Stored data
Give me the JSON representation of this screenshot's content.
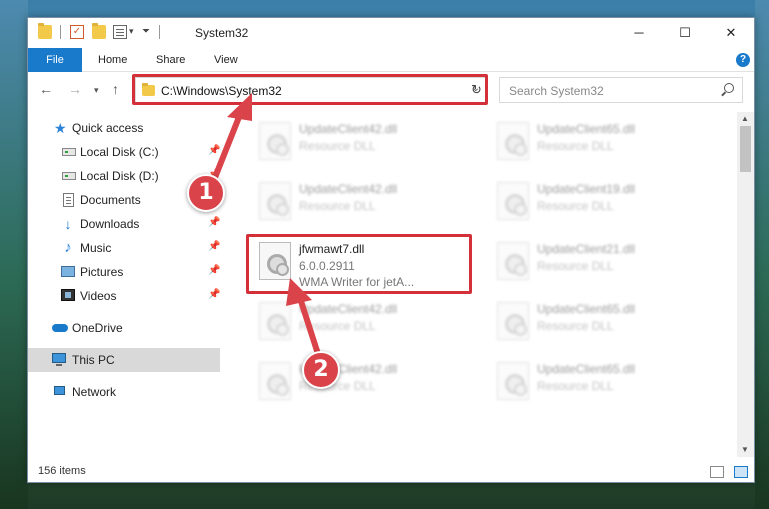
{
  "window": {
    "title": "System32",
    "minimize": "─",
    "maximize": "☐",
    "close": "✕"
  },
  "ribbon": {
    "file": "File",
    "home": "Home",
    "share": "Share",
    "view": "View",
    "help": "?"
  },
  "address": {
    "path": "C:\\Windows\\System32",
    "search_placeholder": "Search System32"
  },
  "sidebar": {
    "items": [
      {
        "label": "Quick access"
      },
      {
        "label": "Local Disk (C:)"
      },
      {
        "label": "Local Disk (D:)"
      },
      {
        "label": "Documents"
      },
      {
        "label": "Downloads"
      },
      {
        "label": "Music"
      },
      {
        "label": "Pictures"
      },
      {
        "label": "Videos"
      },
      {
        "label": "OneDrive"
      },
      {
        "label": "This PC"
      },
      {
        "label": "Network"
      }
    ]
  },
  "files": [
    {
      "name": "UpdateClient42.dll",
      "sub": "Resource DLL"
    },
    {
      "name": "UpdateClient65.dll",
      "sub": "Resource DLL"
    },
    {
      "name": "UpdateClient42.dll",
      "sub": "Resource DLL"
    },
    {
      "name": "UpdateClient19.dll",
      "sub": "Resource DLL"
    },
    {
      "name": "jfwmawt7.dll",
      "sub": "6.0.0.2911",
      "sub2": "WMA Writer for jetA..."
    },
    {
      "name": "UpdateClient21.dll",
      "sub": "Resource DLL"
    },
    {
      "name": "UpdateClient42.dll",
      "sub": "Resource DLL"
    },
    {
      "name": "UpdateClient65.dll",
      "sub": "Resource DLL"
    },
    {
      "name": "UpdateClient42.dll",
      "sub": "Resource DLL"
    },
    {
      "name": "UpdateClient65.dll",
      "sub": "Resource DLL"
    }
  ],
  "status": {
    "count": "156 items"
  },
  "markers": {
    "one": "1",
    "two": "2"
  },
  "colors": {
    "accent": "#1979ca",
    "highlight": "#d3303a"
  }
}
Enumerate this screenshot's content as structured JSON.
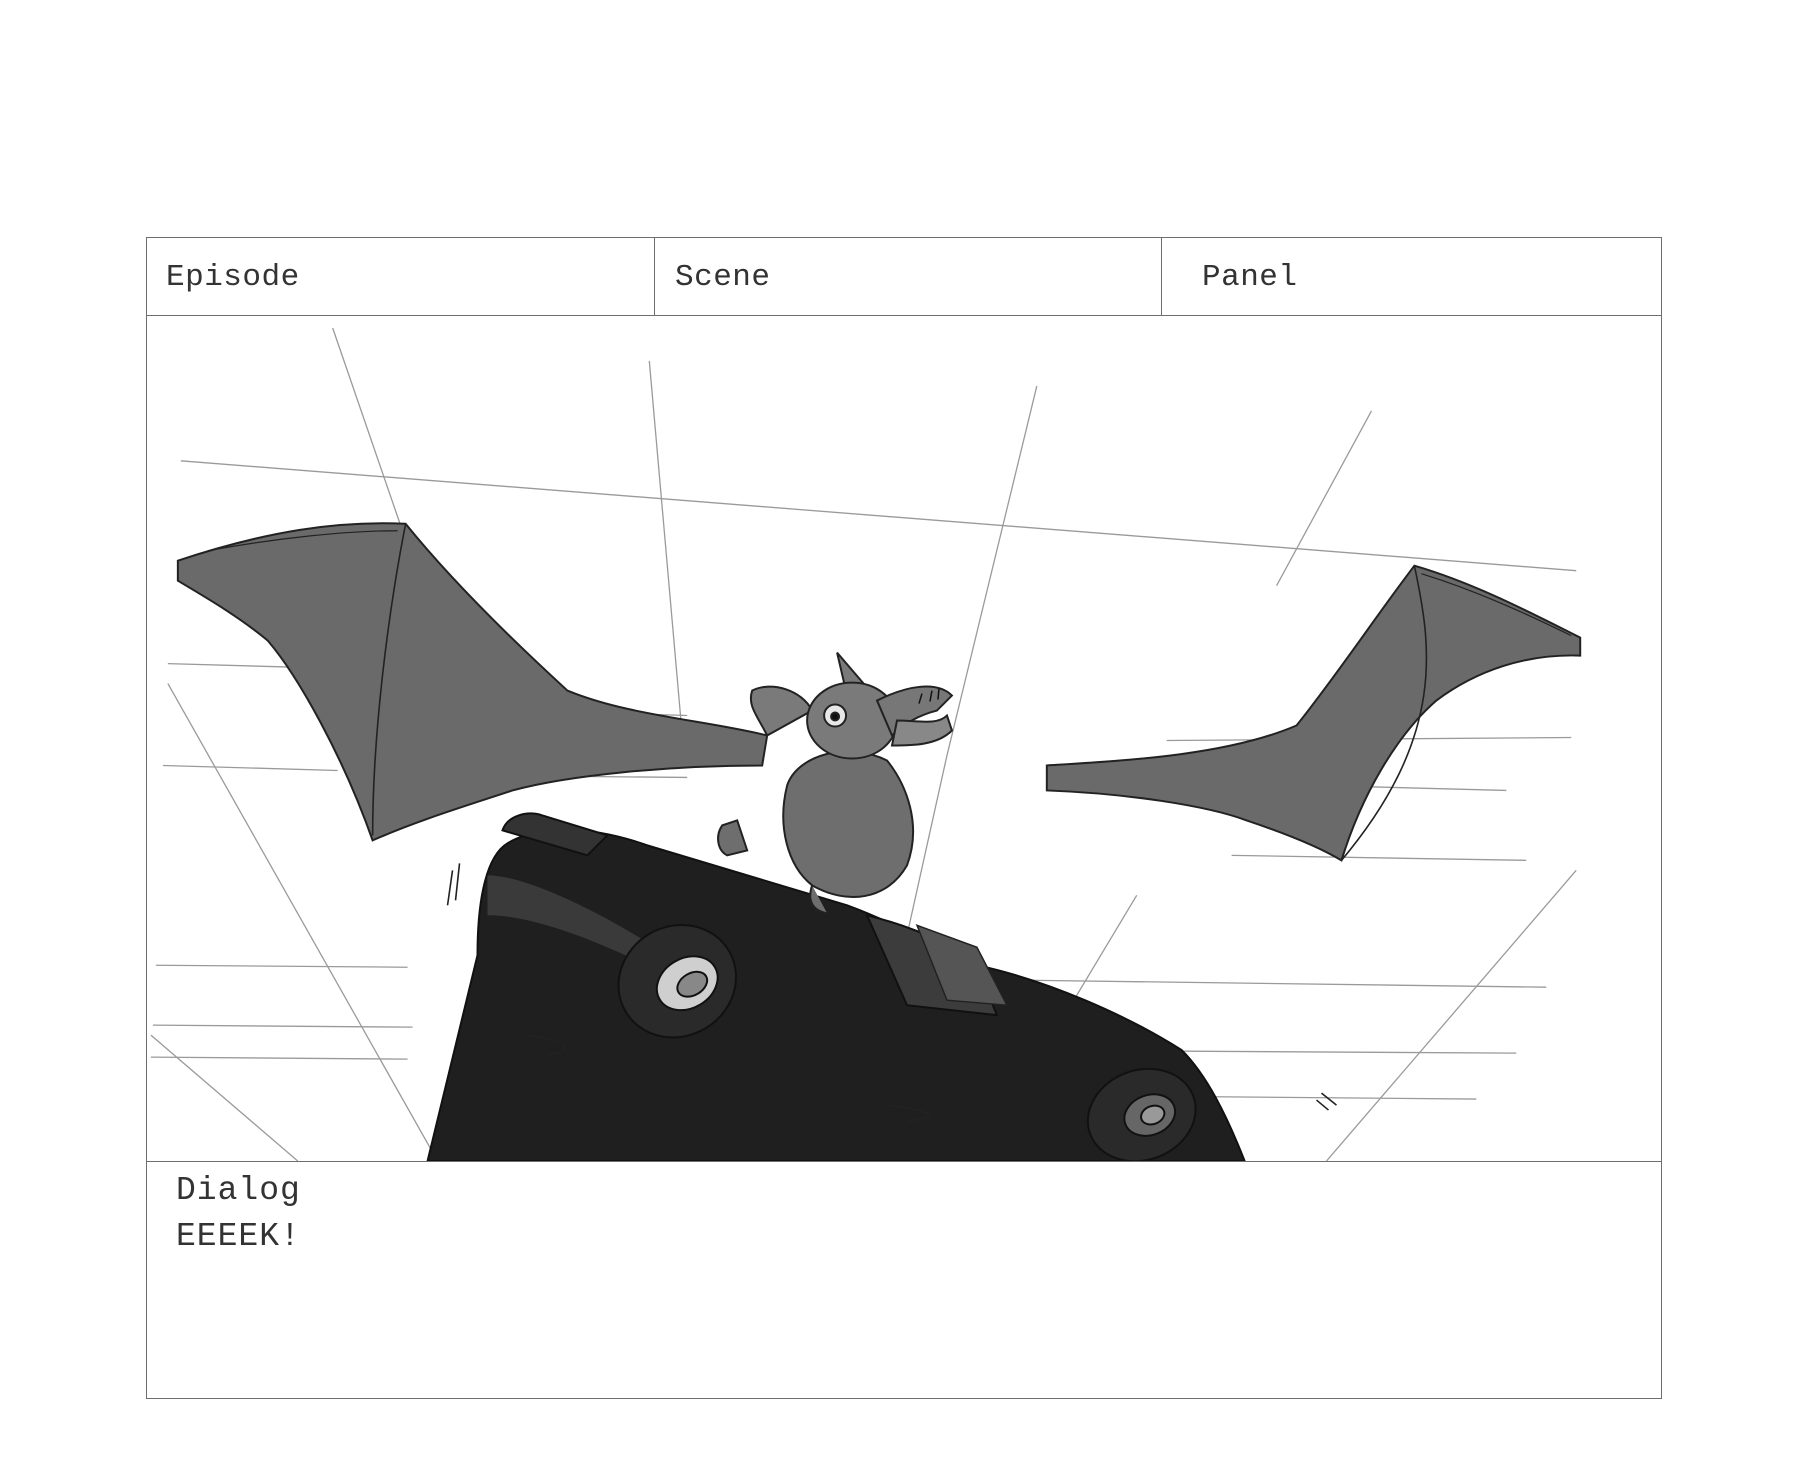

* **EXERCISE GOAL**:
Restate the data above word for word. Skip every picture.

* **SOLUTION TO THE PROBLEM**:
Give me the JSON representation of this screenshot's content.
{
  "window": {
    "title": "System32",
    "minimize": "─",
    "maximize": "☐",
    "close": "✕"
  },
  "ribbon": {
    "file": "File",
    "home": "Home",
    "share": "Share",
    "view": "View",
    "help": "?"
  },
  "address": {
    "path": "C:\\Windows\\System32",
    "search_placeholder": "Search System32"
  },
  "sidebar": {
    "items": [
      {
        "label": "Quick access"
      },
      {
        "label": "Local Disk (C:)"
      },
      {
        "label": "Local Disk (D:)"
      },
      {
        "label": "Documents"
      },
      {
        "label": "Downloads"
      },
      {
        "label": "Music"
      },
      {
        "label": "Pictures"
      },
      {
        "label": "Videos"
      },
      {
        "label": "OneDrive"
      },
      {
        "label": "This PC"
      },
      {
        "label": "Network"
      }
    ]
  },
  "files": [
    {
      "name": "UpdateClient42.dll",
      "sub": "Resource DLL"
    },
    {
      "name": "UpdateClient65.dll",
      "sub": "Resource DLL"
    },
    {
      "name": "UpdateClient42.dll",
      "sub": "Resource DLL"
    },
    {
      "name": "UpdateClient19.dll",
      "sub": "Resource DLL"
    },
    {
      "name": "jfwmawt7.dll",
      "sub": "6.0.0.2911",
      "sub2": "WMA Writer for jetA..."
    },
    {
      "name": "UpdateClient21.dll",
      "sub": "Resource DLL"
    },
    {
      "name": "UpdateClient42.dll",
      "sub": "Resource DLL"
    },
    {
      "name": "UpdateClient65.dll",
      "sub": "Resource DLL"
    },
    {
      "name": "UpdateClient42.dll",
      "sub": "Resource DLL"
    },
    {
      "name": "UpdateClient65.dll",
      "sub": "Resource DLL"
    }
  ],
  "status": {
    "count": "156 items"
  },
  "markers": {
    "one": "1",
    "two": "2"
  },
  "colors": {
    "accent": "#1979ca",
    "highlight": "#d3303a"
  }
}
Enumerate this screenshot's content as structured JSON.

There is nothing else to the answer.